WORK TO COMPLETE
Leave the pictures out. Return all other data exactly.

TASK MATERIAL
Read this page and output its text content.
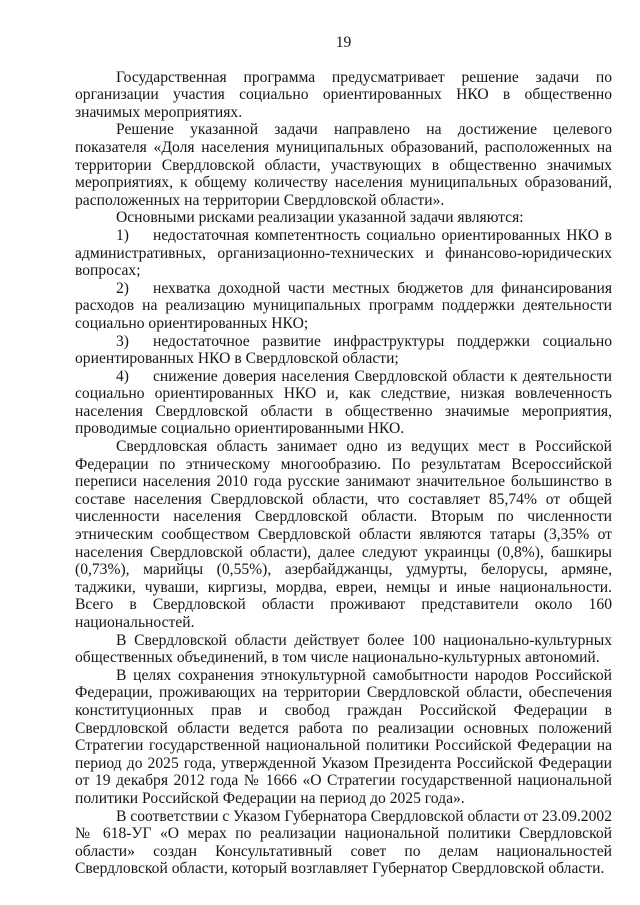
19

Государственная программа предусматривает решение задачи по организации участия социально ориентированных НКО в общественно значимых мероприятиях.

Решение указанной задачи направлено на достижение целевого показателя «Доля населения муниципальных образований, расположенных на территории Свердловской области, участвующих в общественно значимых мероприятиях, к общему количеству населения муниципальных образований, расположенных на территории Свердловской области».

Основными рисками реализации указанной задачи являются:

1) недостаточная компетентность социально ориентированных НКО в административных, организационно-технических и финансово-юридических вопросах;

2) нехватка доходной части местных бюджетов для финансирования расходов на реализацию муниципальных программ поддержки деятельности социально ориентированных НКО;

3) недостаточное развитие инфраструктуры поддержки социально ориентированных НКО в Свердловской области;

4) снижение доверия населения Свердловской области к деятельности социально ориентированных НКО и, как следствие, низкая вовлеченность населения Свердловской области в общественно значимые мероприятия, проводимые социально ориентированными НКО.

Свердловская область занимает одно из ведущих мест в Российской Федерации по этническому многообразию. По результатам Всероссийской переписи населения 2010 года русские занимают значительное большинство в составе населения Свердловской области, что составляет 85,74% от общей численности населения Свердловской области. Вторым по численности этническим сообществом Свердловской области являются татары (3,35% от населения Свердловской области), далее следуют украинцы (0,8%), башкиры (0,73%), марийцы (0,55%), азербайджанцы, удмурты, белорусы, армяне, таджики, чуваши, киргизы, мордва, евреи, немцы и иные национальности. Всего в Свердловской области проживают представители около 160 национальностей.

В Свердловской области действует более 100 национально-культурных общественных объединений, в том числе национально-культурных автономий.

В целях сохранения этнокультурной самобытности народов Российской Федерации, проживающих на территории Свердловской области, обеспечения конституционных прав и свобод граждан Российской Федерации в Свердловской области ведется работа по реализации основных положений Стратегии государственной национальной политики Российской Федерации на период до 2025 года, утвержденной Указом Президента Российской Федерации от 19 декабря 2012 года № 1666 «О Стратегии государственной национальной политики Российской Федерации на период до 2025 года».

В соответствии с Указом Губернатора Свердловской области от 23.09.2002 № 618-УГ «О мерах по реализации национальной политики Свердловской области» создан Консультативный совет по делам национальностей Свердловской области, который возглавляет Губернатор Свердловской области.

WRITTEN REPLY
Read this page and output its text content.
19

Государственная программа предусматривает решение задачи по организации участия социально ориентированных НКО в общественно значимых мероприятиях.

Решение указанной задачи направлено на достижение целевого показателя «Доля населения муниципальных образований, расположенных на территории Свердловской области, участвующих в общественно значимых мероприятиях, к общему количеству населения муниципальных образований, расположенных на территории Свердловской области».

Основными рисками реализации указанной задачи являются:

1) недостаточная компетентность социально ориентированных НКО в административных, организационно-технических и финансово-юридических вопросах;

2) нехватка доходной части местных бюджетов для финансирования расходов на реализацию муниципальных программ поддержки деятельности социально ориентированных НКО;

3) недостаточное развитие инфраструктуры поддержки социально ориентированных НКО в Свердловской области;

4) снижение доверия населения Свердловской области к деятельности социально ориентированных НКО и, как следствие, низкая вовлеченность населения Свердловской области в общественно значимые мероприятия, проводимые социально ориентированными НКО.

Свердловская область занимает одно из ведущих мест в Российской Федерации по этническому многообразию. По результатам Всероссийской переписи населения 2010 года русские занимают значительное большинство в составе населения Свердловской области, что составляет 85,74% от общей численности населения Свердловской области. Вторым по численности этническим сообществом Свердловской области являются татары (3,35% от населения Свердловской области), далее следуют украинцы (0,8%), башкиры (0,73%), марийцы (0,55%), азербайджанцы, удмурты, белорусы, армяне, таджики, чуваши, киргизы, мордва, евреи, немцы и иные национальности. Всего в Свердловской области проживают представители около 160 национальностей.

В Свердловской области действует более 100 национально-культурных общественных объединений, в том числе национально-культурных автономий.

В целях сохранения этнокультурной самобытности народов Российской Федерации, проживающих на территории Свердловской области, обеспечения конституционных прав и свобод граждан Российской Федерации в Свердловской области ведется работа по реализации основных положений Стратегии государственной национальной политики Российской Федерации на период до 2025 года, утвержденной Указом Президента Российской Федерации от 19 декабря 2012 года № 1666 «О Стратегии государственной национальной политики Российской Федерации на период до 2025 года».

В соответствии с Указом Губернатора Свердловской области от 23.09.2002 № 618-УГ «О мерах по реализации национальной политики Свердловской области» создан Консультативный совет по делам национальностей Свердловской области, который возглавляет Губернатор Свердловской области.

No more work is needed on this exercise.